--- START ---
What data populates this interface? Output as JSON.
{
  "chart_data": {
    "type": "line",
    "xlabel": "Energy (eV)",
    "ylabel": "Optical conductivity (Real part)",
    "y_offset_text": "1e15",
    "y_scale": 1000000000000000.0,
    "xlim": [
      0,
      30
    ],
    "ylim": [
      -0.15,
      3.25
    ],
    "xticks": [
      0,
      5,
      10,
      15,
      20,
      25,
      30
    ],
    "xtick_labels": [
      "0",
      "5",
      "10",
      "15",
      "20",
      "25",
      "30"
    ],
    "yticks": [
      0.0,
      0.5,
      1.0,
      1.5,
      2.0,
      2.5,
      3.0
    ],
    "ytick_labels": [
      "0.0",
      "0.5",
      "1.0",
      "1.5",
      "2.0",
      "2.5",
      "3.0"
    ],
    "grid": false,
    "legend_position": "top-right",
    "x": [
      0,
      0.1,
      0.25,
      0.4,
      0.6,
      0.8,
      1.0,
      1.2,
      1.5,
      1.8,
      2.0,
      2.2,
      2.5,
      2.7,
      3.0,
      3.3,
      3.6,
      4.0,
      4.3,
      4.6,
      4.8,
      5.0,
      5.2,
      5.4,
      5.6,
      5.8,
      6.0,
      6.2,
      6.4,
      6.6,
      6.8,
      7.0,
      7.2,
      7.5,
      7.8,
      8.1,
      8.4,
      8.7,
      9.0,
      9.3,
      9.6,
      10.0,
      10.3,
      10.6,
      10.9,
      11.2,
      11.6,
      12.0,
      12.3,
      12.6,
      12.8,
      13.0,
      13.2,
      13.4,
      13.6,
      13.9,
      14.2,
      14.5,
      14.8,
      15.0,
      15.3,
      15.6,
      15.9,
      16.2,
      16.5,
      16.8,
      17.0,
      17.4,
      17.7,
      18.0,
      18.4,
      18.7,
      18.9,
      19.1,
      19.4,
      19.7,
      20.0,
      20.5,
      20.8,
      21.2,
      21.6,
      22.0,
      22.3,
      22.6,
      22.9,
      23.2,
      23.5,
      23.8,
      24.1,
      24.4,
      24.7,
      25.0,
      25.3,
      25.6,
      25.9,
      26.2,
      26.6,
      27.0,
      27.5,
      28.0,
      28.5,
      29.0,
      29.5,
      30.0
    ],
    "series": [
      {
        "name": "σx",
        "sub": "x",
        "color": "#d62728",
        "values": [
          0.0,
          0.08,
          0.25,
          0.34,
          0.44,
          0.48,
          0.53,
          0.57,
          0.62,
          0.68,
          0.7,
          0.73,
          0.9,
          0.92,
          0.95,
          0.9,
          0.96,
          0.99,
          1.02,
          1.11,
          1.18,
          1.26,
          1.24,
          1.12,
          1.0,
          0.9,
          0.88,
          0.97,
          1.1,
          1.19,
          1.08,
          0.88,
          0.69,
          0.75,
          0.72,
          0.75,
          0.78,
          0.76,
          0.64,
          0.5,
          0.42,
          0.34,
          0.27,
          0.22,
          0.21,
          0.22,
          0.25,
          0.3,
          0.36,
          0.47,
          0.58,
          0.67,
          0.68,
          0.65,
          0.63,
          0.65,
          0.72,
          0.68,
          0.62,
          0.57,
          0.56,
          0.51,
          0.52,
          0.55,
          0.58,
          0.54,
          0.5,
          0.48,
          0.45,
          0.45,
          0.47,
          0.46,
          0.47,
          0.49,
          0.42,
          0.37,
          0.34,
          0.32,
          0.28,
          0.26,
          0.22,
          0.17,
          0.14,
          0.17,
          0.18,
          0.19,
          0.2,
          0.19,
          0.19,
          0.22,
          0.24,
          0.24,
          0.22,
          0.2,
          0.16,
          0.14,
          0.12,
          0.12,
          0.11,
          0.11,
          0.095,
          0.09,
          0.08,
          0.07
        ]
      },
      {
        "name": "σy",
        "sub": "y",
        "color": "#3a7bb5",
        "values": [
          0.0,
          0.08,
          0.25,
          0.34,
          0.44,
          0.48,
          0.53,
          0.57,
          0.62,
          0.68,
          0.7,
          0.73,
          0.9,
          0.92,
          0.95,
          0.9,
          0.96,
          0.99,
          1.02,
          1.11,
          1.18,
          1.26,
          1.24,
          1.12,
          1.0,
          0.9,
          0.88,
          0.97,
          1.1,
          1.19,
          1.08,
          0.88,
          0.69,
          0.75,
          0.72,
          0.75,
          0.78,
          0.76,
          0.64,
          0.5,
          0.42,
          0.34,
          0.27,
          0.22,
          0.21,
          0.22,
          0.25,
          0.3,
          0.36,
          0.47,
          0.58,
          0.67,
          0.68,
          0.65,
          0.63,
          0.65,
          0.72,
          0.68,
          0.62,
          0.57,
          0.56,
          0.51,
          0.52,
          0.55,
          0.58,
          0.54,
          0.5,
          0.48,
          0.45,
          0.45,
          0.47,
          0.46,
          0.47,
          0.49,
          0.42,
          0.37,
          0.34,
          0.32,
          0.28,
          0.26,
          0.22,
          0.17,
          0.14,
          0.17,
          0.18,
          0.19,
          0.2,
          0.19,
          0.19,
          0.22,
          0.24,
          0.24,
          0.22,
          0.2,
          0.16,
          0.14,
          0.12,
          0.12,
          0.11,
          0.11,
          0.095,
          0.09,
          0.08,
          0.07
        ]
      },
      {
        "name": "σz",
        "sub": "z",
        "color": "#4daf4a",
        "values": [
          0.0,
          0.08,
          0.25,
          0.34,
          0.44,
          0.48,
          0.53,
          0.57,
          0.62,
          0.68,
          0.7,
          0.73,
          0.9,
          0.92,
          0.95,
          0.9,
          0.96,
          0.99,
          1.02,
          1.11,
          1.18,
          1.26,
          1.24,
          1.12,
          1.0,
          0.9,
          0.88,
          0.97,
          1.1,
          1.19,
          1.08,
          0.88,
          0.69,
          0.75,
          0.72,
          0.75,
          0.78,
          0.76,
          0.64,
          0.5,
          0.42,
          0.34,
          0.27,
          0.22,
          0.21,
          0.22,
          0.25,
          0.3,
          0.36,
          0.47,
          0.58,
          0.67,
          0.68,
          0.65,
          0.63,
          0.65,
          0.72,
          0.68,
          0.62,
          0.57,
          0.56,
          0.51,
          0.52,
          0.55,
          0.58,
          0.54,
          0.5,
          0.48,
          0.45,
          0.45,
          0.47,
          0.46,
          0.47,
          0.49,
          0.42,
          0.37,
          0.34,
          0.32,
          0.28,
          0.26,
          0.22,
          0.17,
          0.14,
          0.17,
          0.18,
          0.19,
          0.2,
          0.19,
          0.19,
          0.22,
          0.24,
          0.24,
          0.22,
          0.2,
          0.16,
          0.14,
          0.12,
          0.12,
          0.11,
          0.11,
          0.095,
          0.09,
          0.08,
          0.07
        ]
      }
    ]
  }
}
--- END ---
#### [Stated goal]
Print the material once more, exactly.

#### [Written solution]
What data populates this interface? Output as JSON.
{
  "chart_data": {
    "type": "line",
    "xlabel": "Energy (eV)",
    "ylabel": "Optical conductivity (Real part)",
    "y_offset_text": "1e15",
    "y_scale": 1000000000000000.0,
    "xlim": [
      0,
      30
    ],
    "ylim": [
      -0.15,
      3.25
    ],
    "xticks": [
      0,
      5,
      10,
      15,
      20,
      25,
      30
    ],
    "xtick_labels": [
      "0",
      "5",
      "10",
      "15",
      "20",
      "25",
      "30"
    ],
    "yticks": [
      0.0,
      0.5,
      1.0,
      1.5,
      2.0,
      2.5,
      3.0
    ],
    "ytick_labels": [
      "0.0",
      "0.5",
      "1.0",
      "1.5",
      "2.0",
      "2.5",
      "3.0"
    ],
    "grid": false,
    "legend_position": "top-right",
    "x": [
      0,
      0.1,
      0.25,
      0.4,
      0.6,
      0.8,
      1.0,
      1.2,
      1.5,
      1.8,
      2.0,
      2.2,
      2.5,
      2.7,
      3.0,
      3.3,
      3.6,
      4.0,
      4.3,
      4.6,
      4.8,
      5.0,
      5.2,
      5.4,
      5.6,
      5.8,
      6.0,
      6.2,
      6.4,
      6.6,
      6.8,
      7.0,
      7.2,
      7.5,
      7.8,
      8.1,
      8.4,
      8.7,
      9.0,
      9.3,
      9.6,
      10.0,
      10.3,
      10.6,
      10.9,
      11.2,
      11.6,
      12.0,
      12.3,
      12.6,
      12.8,
      13.0,
      13.2,
      13.4,
      13.6,
      13.9,
      14.2,
      14.5,
      14.8,
      15.0,
      15.3,
      15.6,
      15.9,
      16.2,
      16.5,
      16.8,
      17.0,
      17.4,
      17.7,
      18.0,
      18.4,
      18.7,
      18.9,
      19.1,
      19.4,
      19.7,
      20.0,
      20.5,
      20.8,
      21.2,
      21.6,
      22.0,
      22.3,
      22.6,
      22.9,
      23.2,
      23.5,
      23.8,
      24.1,
      24.4,
      24.7,
      25.0,
      25.3,
      25.6,
      25.9,
      26.2,
      26.6,
      27.0,
      27.5,
      28.0,
      28.5,
      29.0,
      29.5,
      30.0
    ],
    "series": [
      {
        "name": "σx",
        "sub": "x",
        "color": "#d62728",
        "values": [
          0.0,
          0.08,
          0.25,
          0.34,
          0.44,
          0.48,
          0.53,
          0.57,
          0.62,
          0.68,
          0.7,
          0.73,
          0.9,
          0.92,
          0.95,
          0.9,
          0.96,
          0.99,
          1.02,
          1.11,
          1.18,
          1.26,
          1.24,
          1.12,
          1.0,
          0.9,
          0.88,
          0.97,
          1.1,
          1.19,
          1.08,
          0.88,
          0.69,
          0.75,
          0.72,
          0.75,
          0.78,
          0.76,
          0.64,
          0.5,
          0.42,
          0.34,
          0.27,
          0.22,
          0.21,
          0.22,
          0.25,
          0.3,
          0.36,
          0.47,
          0.58,
          0.67,
          0.68,
          0.65,
          0.63,
          0.65,
          0.72,
          0.68,
          0.62,
          0.57,
          0.56,
          0.51,
          0.52,
          0.55,
          0.58,
          0.54,
          0.5,
          0.48,
          0.45,
          0.45,
          0.47,
          0.46,
          0.47,
          0.49,
          0.42,
          0.37,
          0.34,
          0.32,
          0.28,
          0.26,
          0.22,
          0.17,
          0.14,
          0.17,
          0.18,
          0.19,
          0.2,
          0.19,
          0.19,
          0.22,
          0.24,
          0.24,
          0.22,
          0.2,
          0.16,
          0.14,
          0.12,
          0.12,
          0.11,
          0.11,
          0.095,
          0.09,
          0.08,
          0.07
        ]
      },
      {
        "name": "σy",
        "sub": "y",
        "color": "#3a7bb5",
        "values": [
          0.0,
          0.08,
          0.25,
          0.34,
          0.44,
          0.48,
          0.53,
          0.57,
          0.62,
          0.68,
          0.7,
          0.73,
          0.9,
          0.92,
          0.95,
          0.9,
          0.96,
          0.99,
          1.02,
          1.11,
          1.18,
          1.26,
          1.24,
          1.12,
          1.0,
          0.9,
          0.88,
          0.97,
          1.1,
          1.19,
          1.08,
          0.88,
          0.69,
          0.75,
          0.72,
          0.75,
          0.78,
          0.76,
          0.64,
          0.5,
          0.42,
          0.34,
          0.27,
          0.22,
          0.21,
          0.22,
          0.25,
          0.3,
          0.36,
          0.47,
          0.58,
          0.67,
          0.68,
          0.65,
          0.63,
          0.65,
          0.72,
          0.68,
          0.62,
          0.57,
          0.56,
          0.51,
          0.52,
          0.55,
          0.58,
          0.54,
          0.5,
          0.48,
          0.45,
          0.45,
          0.47,
          0.46,
          0.47,
          0.49,
          0.42,
          0.37,
          0.34,
          0.32,
          0.28,
          0.26,
          0.22,
          0.17,
          0.14,
          0.17,
          0.18,
          0.19,
          0.2,
          0.19,
          0.19,
          0.22,
          0.24,
          0.24,
          0.22,
          0.2,
          0.16,
          0.14,
          0.12,
          0.12,
          0.11,
          0.11,
          0.095,
          0.09,
          0.08,
          0.07
        ]
      },
      {
        "name": "σz",
        "sub": "z",
        "color": "#4daf4a",
        "values": [
          0.0,
          0.08,
          0.25,
          0.34,
          0.44,
          0.48,
          0.53,
          0.57,
          0.62,
          0.68,
          0.7,
          0.73,
          0.9,
          0.92,
          0.95,
          0.9,
          0.96,
          0.99,
          1.02,
          1.11,
          1.18,
          1.26,
          1.24,
          1.12,
          1.0,
          0.9,
          0.88,
          0.97,
          1.1,
          1.19,
          1.08,
          0.88,
          0.69,
          0.75,
          0.72,
          0.75,
          0.78,
          0.76,
          0.64,
          0.5,
          0.42,
          0.34,
          0.27,
          0.22,
          0.21,
          0.22,
          0.25,
          0.3,
          0.36,
          0.47,
          0.58,
          0.67,
          0.68,
          0.65,
          0.63,
          0.65,
          0.72,
          0.68,
          0.62,
          0.57,
          0.56,
          0.51,
          0.52,
          0.55,
          0.58,
          0.54,
          0.5,
          0.48,
          0.45,
          0.45,
          0.47,
          0.46,
          0.47,
          0.49,
          0.42,
          0.37,
          0.34,
          0.32,
          0.28,
          0.26,
          0.22,
          0.17,
          0.14,
          0.17,
          0.18,
          0.19,
          0.2,
          0.19,
          0.19,
          0.22,
          0.24,
          0.24,
          0.22,
          0.2,
          0.16,
          0.14,
          0.12,
          0.12,
          0.11,
          0.11,
          0.095,
          0.09,
          0.08,
          0.07
        ]
      }
    ]
  }
}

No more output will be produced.